Text section:

-=-=-=-=-

HTTP Сall Mocks that Maintain Themselves

Creation and maintenance of mocks are widely recognized to be the most painful and time-consuming part of test automation. But do they necessarily have to be?.. One of the most

5 years ago

Latest Post On building the enterprise-grade Node.js applications by Igor Savin

Creation and maintenance of mocks are widely recognized to be the most painful and time-consuming part of test automation. But do they necessarily have to be?..

One of the most common targets for mocking are external services. There are a variety of reasons why calling real services from tests is not a good idea: difficulties with ensuring deterministic execution and predictable availability being not the least of them. Let us consider our options for this case.

If your application follows a properly layered structure, and calls to external systems in it are done through dedicated API client services, mocking external calls is as easy as mocking entire methods of said services. However, this requires creating those mocks manually, and if there is any additional logic on the API client services present (e. g. data mapping) or there are any middleware or interceptors used in your system, they are not going to be triggered in the test. We can do better.

-=-=-=-=-

Data extracts:
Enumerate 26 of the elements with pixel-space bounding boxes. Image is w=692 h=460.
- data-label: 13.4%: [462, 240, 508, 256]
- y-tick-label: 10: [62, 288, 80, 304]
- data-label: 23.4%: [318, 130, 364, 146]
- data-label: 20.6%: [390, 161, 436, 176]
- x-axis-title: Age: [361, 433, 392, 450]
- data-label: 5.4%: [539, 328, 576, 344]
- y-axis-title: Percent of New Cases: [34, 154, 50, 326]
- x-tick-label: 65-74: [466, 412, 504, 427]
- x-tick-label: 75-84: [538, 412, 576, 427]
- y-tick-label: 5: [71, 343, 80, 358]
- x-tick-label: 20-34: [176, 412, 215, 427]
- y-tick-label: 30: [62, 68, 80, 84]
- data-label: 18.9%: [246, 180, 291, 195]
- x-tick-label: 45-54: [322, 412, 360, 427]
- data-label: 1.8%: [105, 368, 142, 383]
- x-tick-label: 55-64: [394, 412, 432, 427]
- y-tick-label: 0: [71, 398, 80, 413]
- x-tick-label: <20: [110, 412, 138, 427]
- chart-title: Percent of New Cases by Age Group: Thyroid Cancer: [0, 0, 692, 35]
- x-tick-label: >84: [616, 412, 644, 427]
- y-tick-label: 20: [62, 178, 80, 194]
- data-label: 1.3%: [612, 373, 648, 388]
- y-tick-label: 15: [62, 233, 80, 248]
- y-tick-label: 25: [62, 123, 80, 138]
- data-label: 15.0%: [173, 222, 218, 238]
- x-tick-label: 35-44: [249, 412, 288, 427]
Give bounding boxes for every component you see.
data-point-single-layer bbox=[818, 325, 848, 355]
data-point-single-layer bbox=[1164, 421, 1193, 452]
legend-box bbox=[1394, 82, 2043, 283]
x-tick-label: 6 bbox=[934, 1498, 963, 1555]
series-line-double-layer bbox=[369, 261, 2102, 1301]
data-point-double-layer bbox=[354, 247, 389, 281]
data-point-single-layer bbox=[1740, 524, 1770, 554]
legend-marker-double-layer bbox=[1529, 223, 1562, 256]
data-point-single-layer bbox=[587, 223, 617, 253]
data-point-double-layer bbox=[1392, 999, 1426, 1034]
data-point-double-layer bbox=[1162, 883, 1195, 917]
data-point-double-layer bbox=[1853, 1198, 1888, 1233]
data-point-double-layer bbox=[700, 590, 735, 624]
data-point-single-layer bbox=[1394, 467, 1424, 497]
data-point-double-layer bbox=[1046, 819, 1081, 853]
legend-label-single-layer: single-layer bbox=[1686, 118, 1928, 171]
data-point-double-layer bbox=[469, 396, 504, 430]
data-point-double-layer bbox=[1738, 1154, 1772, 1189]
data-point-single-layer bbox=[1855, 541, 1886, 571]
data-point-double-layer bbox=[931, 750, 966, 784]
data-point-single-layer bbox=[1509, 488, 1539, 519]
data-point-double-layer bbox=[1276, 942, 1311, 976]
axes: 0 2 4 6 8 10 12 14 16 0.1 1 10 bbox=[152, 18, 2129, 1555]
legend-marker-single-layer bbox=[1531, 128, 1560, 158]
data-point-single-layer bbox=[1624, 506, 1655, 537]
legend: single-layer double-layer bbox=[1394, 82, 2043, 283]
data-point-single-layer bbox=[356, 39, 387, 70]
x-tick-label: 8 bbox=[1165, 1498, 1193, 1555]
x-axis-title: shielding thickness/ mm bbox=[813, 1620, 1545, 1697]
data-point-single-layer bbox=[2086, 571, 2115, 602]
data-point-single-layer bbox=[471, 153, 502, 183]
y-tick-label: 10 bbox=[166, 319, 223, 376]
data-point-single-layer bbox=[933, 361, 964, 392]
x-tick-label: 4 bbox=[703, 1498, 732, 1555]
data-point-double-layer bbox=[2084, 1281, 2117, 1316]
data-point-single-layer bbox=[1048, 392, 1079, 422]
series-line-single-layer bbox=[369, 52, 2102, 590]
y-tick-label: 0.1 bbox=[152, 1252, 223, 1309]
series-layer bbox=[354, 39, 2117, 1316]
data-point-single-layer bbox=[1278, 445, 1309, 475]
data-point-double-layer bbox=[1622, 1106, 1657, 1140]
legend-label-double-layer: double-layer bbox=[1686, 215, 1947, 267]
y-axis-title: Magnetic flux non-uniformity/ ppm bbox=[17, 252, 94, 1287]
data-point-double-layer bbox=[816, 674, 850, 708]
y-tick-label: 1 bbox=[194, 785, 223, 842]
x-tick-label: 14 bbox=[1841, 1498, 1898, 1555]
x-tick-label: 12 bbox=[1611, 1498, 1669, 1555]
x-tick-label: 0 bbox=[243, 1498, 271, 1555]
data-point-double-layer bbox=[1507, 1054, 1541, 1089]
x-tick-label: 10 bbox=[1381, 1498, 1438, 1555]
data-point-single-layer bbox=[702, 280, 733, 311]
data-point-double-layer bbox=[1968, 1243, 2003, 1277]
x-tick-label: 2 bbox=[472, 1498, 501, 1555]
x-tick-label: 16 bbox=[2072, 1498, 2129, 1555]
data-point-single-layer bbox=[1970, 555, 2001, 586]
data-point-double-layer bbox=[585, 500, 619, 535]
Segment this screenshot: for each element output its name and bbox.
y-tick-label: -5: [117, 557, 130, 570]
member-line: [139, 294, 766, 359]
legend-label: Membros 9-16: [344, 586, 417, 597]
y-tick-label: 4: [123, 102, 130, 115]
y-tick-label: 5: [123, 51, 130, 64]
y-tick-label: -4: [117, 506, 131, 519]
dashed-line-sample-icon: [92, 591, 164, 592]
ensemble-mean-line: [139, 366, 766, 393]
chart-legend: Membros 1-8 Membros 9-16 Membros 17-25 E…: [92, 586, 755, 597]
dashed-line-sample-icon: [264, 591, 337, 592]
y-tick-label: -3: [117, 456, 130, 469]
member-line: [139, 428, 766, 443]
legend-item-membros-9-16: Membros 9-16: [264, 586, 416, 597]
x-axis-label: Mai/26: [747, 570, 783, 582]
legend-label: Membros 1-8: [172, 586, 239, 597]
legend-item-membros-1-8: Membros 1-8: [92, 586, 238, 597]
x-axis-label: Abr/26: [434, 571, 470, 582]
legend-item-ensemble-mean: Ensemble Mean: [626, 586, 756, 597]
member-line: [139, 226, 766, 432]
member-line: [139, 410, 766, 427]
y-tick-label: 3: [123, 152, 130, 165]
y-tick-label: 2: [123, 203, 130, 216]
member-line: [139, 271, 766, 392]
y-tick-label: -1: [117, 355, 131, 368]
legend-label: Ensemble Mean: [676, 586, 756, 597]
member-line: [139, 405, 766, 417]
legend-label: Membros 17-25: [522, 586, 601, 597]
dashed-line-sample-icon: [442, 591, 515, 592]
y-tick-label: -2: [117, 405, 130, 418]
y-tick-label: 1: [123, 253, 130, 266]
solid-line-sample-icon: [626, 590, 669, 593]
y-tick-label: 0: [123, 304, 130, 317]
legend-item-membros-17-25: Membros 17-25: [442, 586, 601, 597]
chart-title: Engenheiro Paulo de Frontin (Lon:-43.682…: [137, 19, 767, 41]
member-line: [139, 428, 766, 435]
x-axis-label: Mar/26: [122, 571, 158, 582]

-=-=-=-=-

Work request 1:
According to the article on HTTP call mocks above, why is mocking entire methods of API client services not good enough? Answer in one to three sentences.
Work request 2:
Please turn the paragraph of the article on HTTP call mocks that begins "If your application follows a properly layered structure" into a short bulleted list that keeps its main facts.
Work request 3:
Write the next part of the article on HTTP call mocks, starting after its final sentence.

Exercise output 1:
Those mocks have to be created manually. Also, any extra logic in the API client services, such as data mapping, and any middleware or interceptors in the system are not triggered in the test.

Exercise output 2:
- In a properly layered application, external calls go through dedicated API client services, so mocking them is as easy as mocking entire methods of those services.
- These mocks must be created manually.
- Extra logic in the API client services (e.g., data mapping) is not triggered in the test.
- Any middleware or interceptors in the system are not triggered either.
- A better approach is possible.

Exercise output 3:
Nock is a mature and popular HTTP server mocking library for Node.js. It works by mocking Node.js http.request method, meaning that all of your application logic is going to be executed in its pristine form. Now we can have mocks and test entire flow end-to-end! However, we still need to create all necessary mocks manually. Can we do better?..

Apparently, yes. There is a less known feature of nock, called Nockback, that allows us to record and then playback mocks using the same code!


const nockBack = require('nock').back
const request = require('request')
nockBack.setMode('record')

nockBack.fixtures = __dirname + '/nockFixtures' //this only needs to be set once in your test helper

// this will make a real call and save it into fixture file on first execution
// and reuse the fixture on subsequent runs
nockBack('zomboFixture.json', nockDone => {
  request.get('http://zombo.com', (err, res, body) => {
    nockDone()
  })
})

So far, so good, right? However, there is a problem. You see, Nockback is not very smart, and by default, it records mocks for all calls and then expects everything to be mocked. And more often than not, this is not what we want, since if you send a request to the endpoint of your own service and then receive mocked response, your test becomes fairly useless. Is all hope for magical effortless mocks lost?!

Fear not. Yours truly wrote smart wrapper over nock, called nockback-harder. It allows to easily enable or disable mocking of local calls as well as provides a bunch of quality of life improvements. Let's see it in action!


import { NockbackHelper } from 'nockback-harder'
import * as nock from 'nock'

function initHelper(dirname: string, passThroughLocalCall: boolean = true): NockbackHelper {
  return new NockbackHelper(nock, dirname + '/nock-fixtures', { passThroughLocalCall })
}

  it('replay', async () => {
    const helper = initHelper(__dirname)
    helper.startRecording()

    await helper.nockBack('google.com-GET.json', async () => {
      // this will be recorded
      const response = await request.get('www.google.com')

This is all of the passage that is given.